Divided Florida Supreme Court Sends Bad Faith Message

In a 4-3 decision, the Florida Supreme Court in Harvey v. GEICO General Insurance Company sent a sobering message to insurers. In Harvey, the insured was involved in an accident with another driver who died as a result of his injuries. More here. The insured was covered under a policy providing $100,000 in liability coverage. The majority and dissent provided different recitations of the underlying actions of the insurance adjuster, the insured and the insured’s counsel. Nonetheless, the record indicates that the insurer tendered the full policy limits within days of the accident.

The estate of the decedent returned the insurer’s check and filed a wrongful death suit against the insured. A jury found the insured to be 100% at fault and awarded the estate $8.47 million in damages. The insured then filed a bad faith action against the insurer based on the judgment’s exceeding the $100,000 policy limit. In the trial court, a jury found the insurer acted in bad faith, and the trial court entered judgment in favor the insured for $9.2 million.

The insured appealed to the Fourth District Court of Appeal and argued that the insured offered insufficient evidence at trial to support the bad faith claim. The 4th DCA agreed and reversed the judgment. The Supreme Court asserted jurisdiction based on the 4th DCA’s alleged misapplication of prior precedent.

--------------------

Reproduce the entire article about the Florida Supreme Court's bad faith decision word for word. Rely on the article about the Florida Supreme Court's bad faith decision alone, not on the material that comes after it.

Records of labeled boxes

--------------------

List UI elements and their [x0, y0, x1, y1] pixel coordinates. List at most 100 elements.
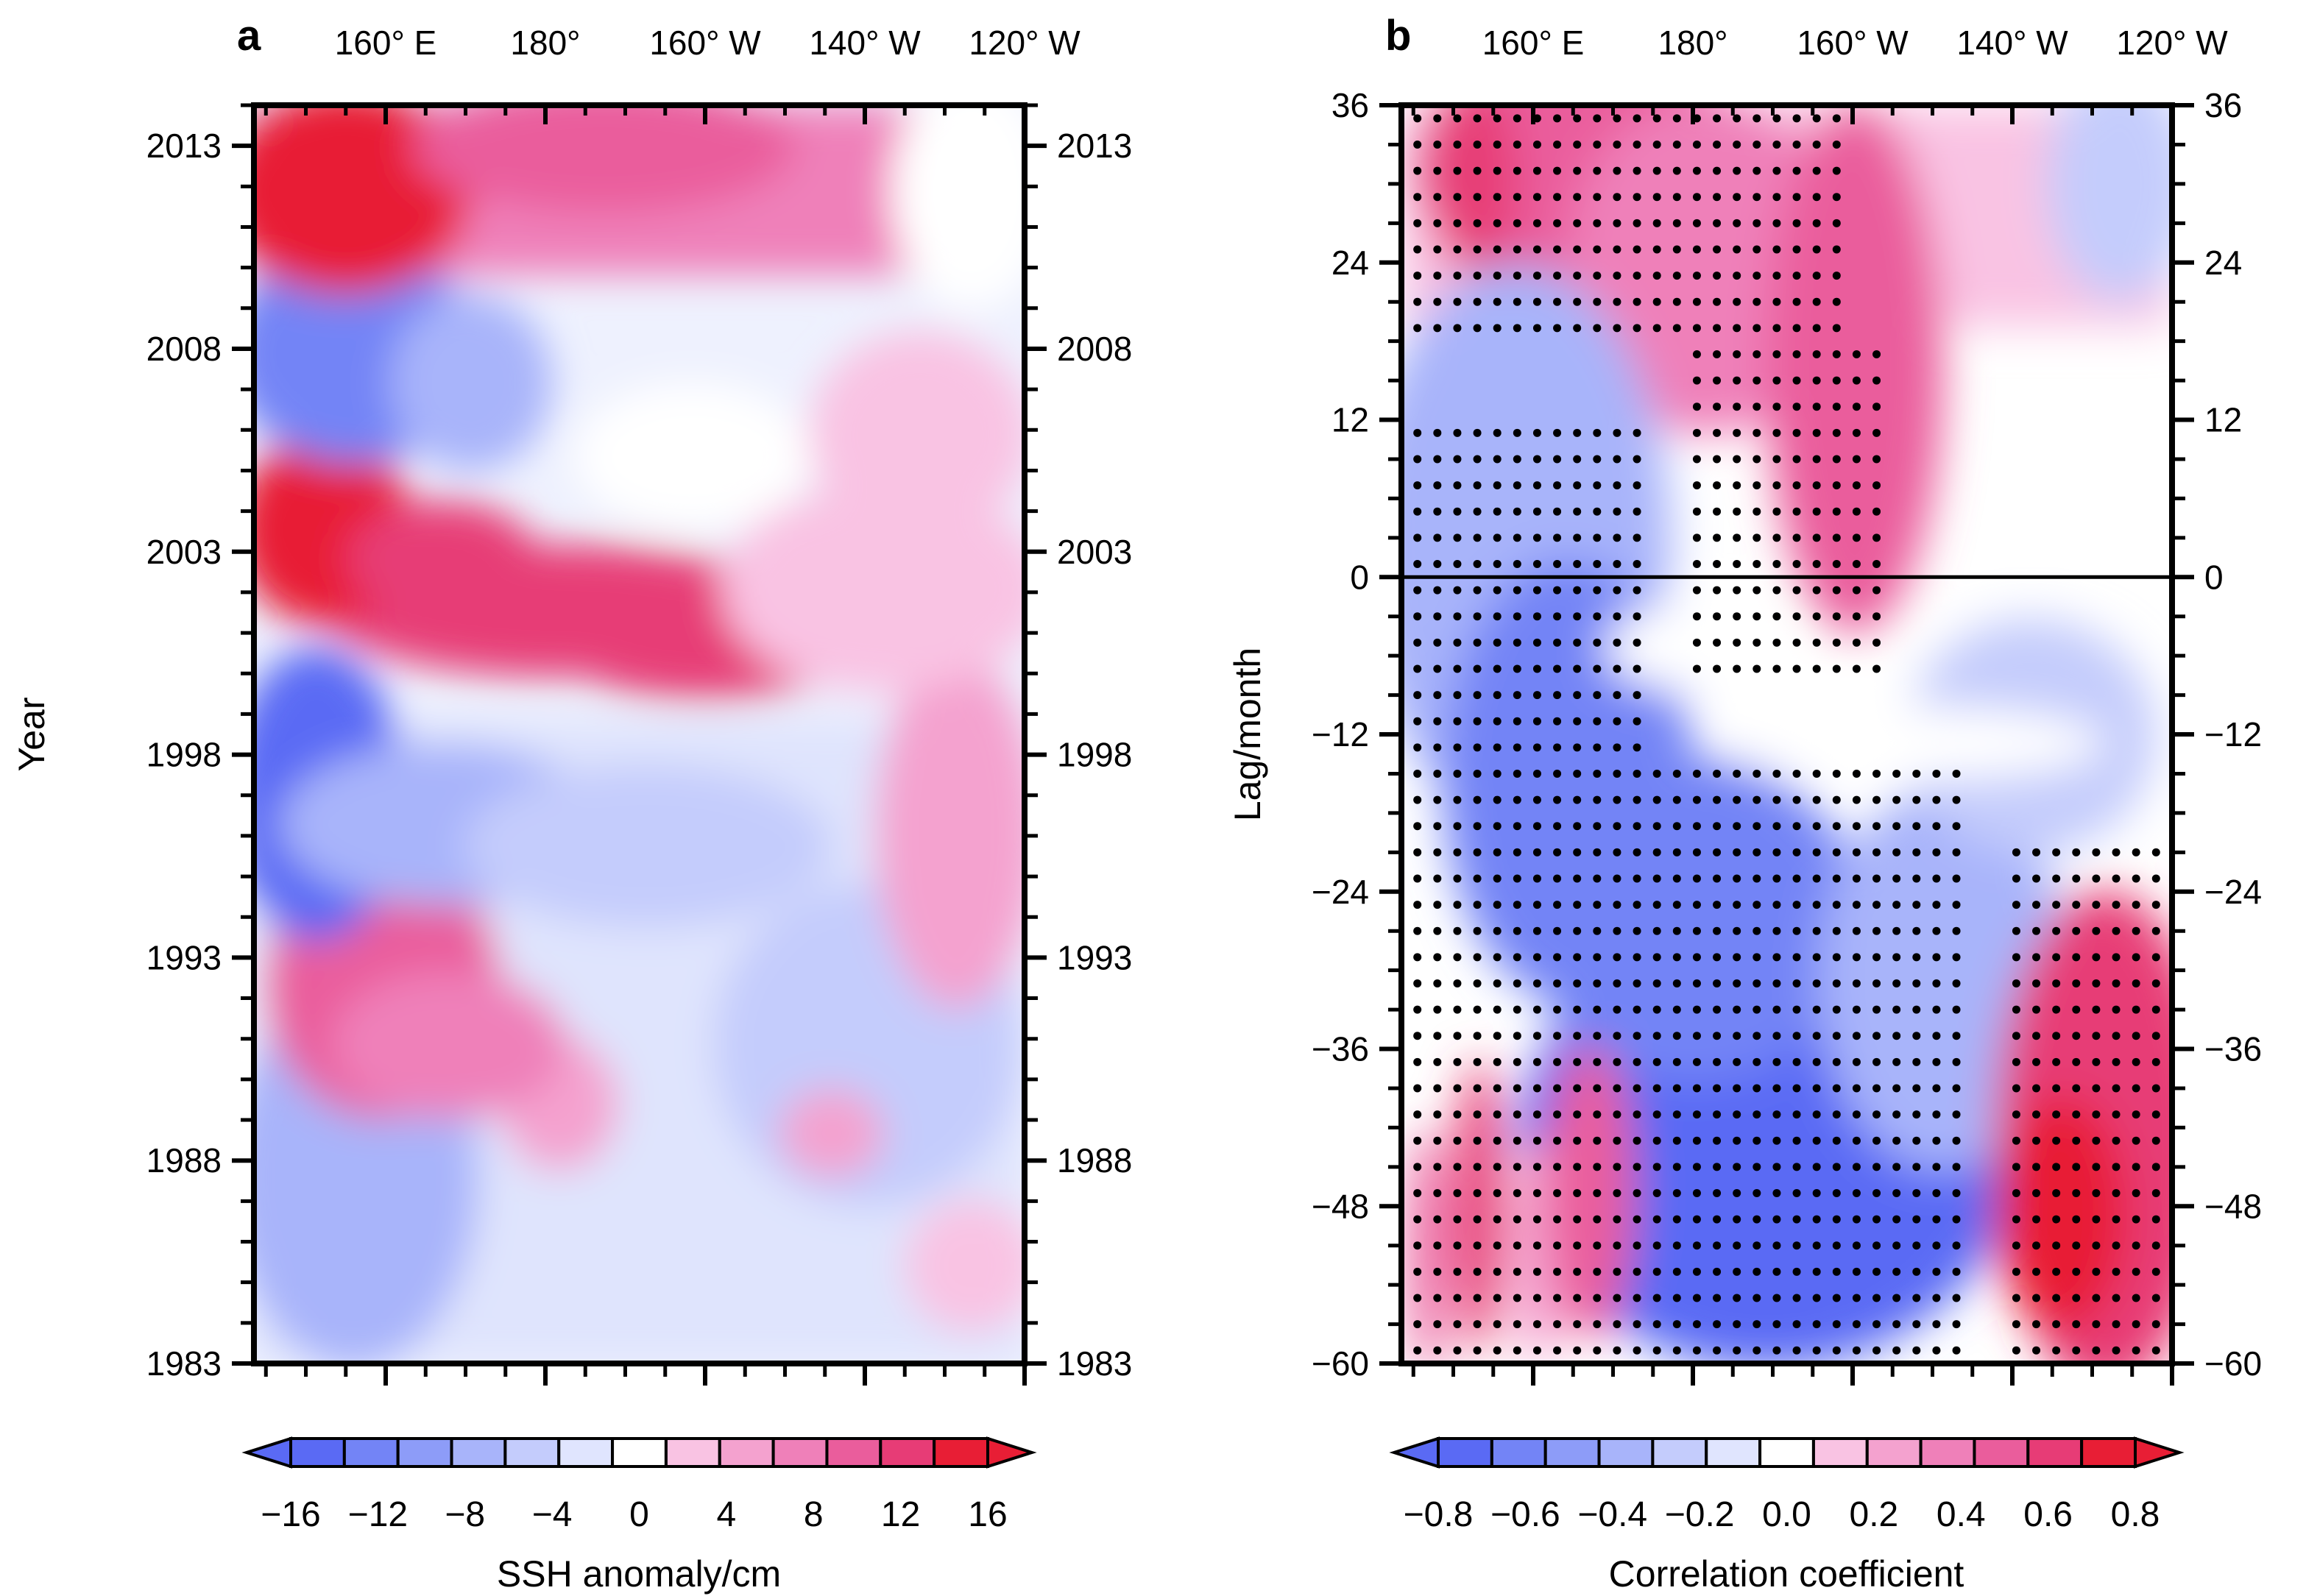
y-tick-label-right: 36: [2204, 86, 2242, 124]
significance-dot: [1812, 612, 1821, 621]
significance-dot: [1433, 795, 1442, 804]
y-tick-label-left: 1993: [146, 938, 222, 976]
significance-dot: [1932, 1215, 1941, 1224]
significance-dot: [1713, 901, 1722, 909]
significance-dot: [1872, 507, 1881, 516]
significance-dot: [1433, 219, 1442, 227]
significance-dot: [1473, 245, 1482, 254]
significance-dot: [1593, 1241, 1602, 1250]
significance-dot: [1453, 1057, 1462, 1066]
significance-dot: [1852, 1267, 1861, 1276]
significance-dot: [1792, 1320, 1801, 1329]
significance-dot: [1652, 1032, 1661, 1040]
significance-dot: [1513, 193, 1521, 202]
significance-dot: [1713, 1241, 1722, 1250]
significance-dot: [1733, 979, 1741, 987]
significance-dot: [1553, 166, 1562, 175]
significance-dot: [1832, 926, 1841, 935]
significance-dot: [1433, 1294, 1442, 1302]
significance-dot: [2072, 926, 2081, 935]
significance-dot: [1433, 1057, 1442, 1066]
colorbar-tick-label: −8: [445, 1495, 485, 1534]
significance-dot: [1713, 926, 1722, 935]
significance-dot: [1812, 1294, 1821, 1302]
significance-dot: [1593, 848, 1602, 856]
significance-dot: [1473, 1188, 1482, 1197]
significance-dot: [1832, 428, 1841, 437]
significance-dot: [1872, 376, 1881, 385]
significance-dot: [1772, 586, 1781, 595]
significance-dot: [1652, 166, 1661, 175]
significance-dot: [1613, 638, 1621, 647]
significance-dot: [1573, 638, 1582, 647]
significance-dot: [1812, 1084, 1821, 1093]
significance-dot: [1932, 1084, 1941, 1093]
panel-b-ylabel: Lag/month: [1227, 648, 1268, 821]
significance-dot: [1553, 1294, 1562, 1302]
significance-dot: [1532, 901, 1541, 909]
significance-dot: [1753, 481, 1761, 490]
significance-dot: [2092, 1032, 2101, 1040]
x-tick-label: 160° W: [649, 24, 761, 62]
significance-dot: [1733, 455, 1741, 464]
significance-dot: [1753, 979, 1761, 987]
significance-dot: [1433, 1241, 1442, 1250]
significance-dot: [1473, 272, 1482, 280]
significance-dot: [1932, 769, 1941, 778]
significance-dot: [1633, 114, 1641, 123]
significance-dot: [1753, 1346, 1761, 1355]
significance-dot: [1433, 979, 1442, 987]
significance-dot: [1413, 717, 1422, 726]
significance-dot: [1413, 272, 1422, 280]
significance-dot: [2092, 874, 2101, 883]
significance-dot: [1513, 1032, 1521, 1040]
significance-dot: [1433, 559, 1442, 568]
colorbar-swatch: [557, 1437, 615, 1468]
significance-dot: [1733, 140, 1741, 149]
significance-dot: [1473, 481, 1482, 490]
significance-dot: [1872, 848, 1881, 856]
significance-dot: [1652, 245, 1661, 254]
colorbar-swatch: [1490, 1437, 1547, 1468]
significance-dot: [2112, 1057, 2121, 1066]
significance-dot: [1553, 691, 1562, 700]
significance-dot: [1513, 1084, 1521, 1093]
significance-dot: [1453, 1267, 1462, 1276]
significance-dot: [1553, 1346, 1562, 1355]
significance-dot: [1692, 140, 1701, 149]
significance-dot: [1713, 140, 1722, 149]
significance-dot: [1633, 612, 1641, 621]
significance-dot: [2092, 1320, 2101, 1329]
significance-dot: [1493, 1084, 1502, 1093]
significance-dot: [1652, 1110, 1661, 1119]
significance-dot: [1433, 324, 1442, 333]
significance-dot: [1733, 848, 1741, 856]
significance-dot: [1433, 1136, 1442, 1145]
y-tick-label-left: 2008: [146, 330, 222, 368]
y-tick-label-left: 36: [1331, 86, 1369, 124]
significance-dot: [1912, 1005, 1921, 1014]
significance-dot: [2112, 1005, 2121, 1014]
significance-dot: [1733, 1294, 1741, 1302]
significance-dot: [1633, 428, 1641, 437]
significance-dot: [1832, 874, 1841, 883]
significance-dot: [1553, 743, 1562, 752]
significance-dot: [1772, 1110, 1781, 1119]
significance-dot: [1892, 1215, 1901, 1224]
significance-dot: [2112, 979, 2121, 987]
significance-dot: [1433, 297, 1442, 306]
significance-dot: [1493, 691, 1502, 700]
significance-dot: [1652, 1346, 1661, 1355]
significance-dot: [1493, 769, 1502, 778]
significance-dot: [2052, 926, 2061, 935]
significance-dot: [2032, 1084, 2041, 1093]
significance-dot: [1433, 664, 1442, 673]
significance-dot: [1593, 245, 1602, 254]
significance-dot: [2092, 926, 2101, 935]
colorbar-a: −16 −12 −8 −4 0 4 8 12 16: [241, 1436, 1037, 1534]
significance-dot: [1473, 848, 1482, 856]
significance-dot: [1753, 507, 1761, 516]
significance-dot: [1473, 114, 1482, 123]
significance-dot: [1573, 481, 1582, 490]
significance-dot: [1912, 822, 1921, 831]
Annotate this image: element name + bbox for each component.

--------------------

Answer below —
Divided Florida Supreme Court Sends Bad Faith Message

In a 4-3 decision, the Florida Supreme Court in Harvey v. GEICO General Insurance Company sent a sobering message to insurers. In Harvey, the insured was involved in an accident with another driver who died as a result of his injuries. More here. The insured was covered under a policy providing $100,000 in liability coverage. The majority and dissent provided different recitations of the underlying actions of the insurance adjuster, the insured and the insured’s counsel. Nonetheless, the record indicates that the insurer tendered the full policy limits within days of the accident.

The estate of the decedent returned the insurer’s check and filed a wrongful death suit against the insured. A jury found the insured to be 100% at fault and awarded the estate $8.47 million in damages. The insured then filed a bad faith action against the insurer based on the judgment’s exceeding the $100,000 policy limit. In the trial court, a jury found the insurer acted in bad faith, and the trial court entered judgment in favor the insured for $9.2 million.

The insured appealed to the Fourth District Court of Appeal and argued that the insured offered insufficient evidence at trial to support the bad faith claim. The 4th DCA agreed and reversed the judgment. The Supreme Court asserted jurisdiction based on the 4th DCA’s alleged misapplication of prior precedent.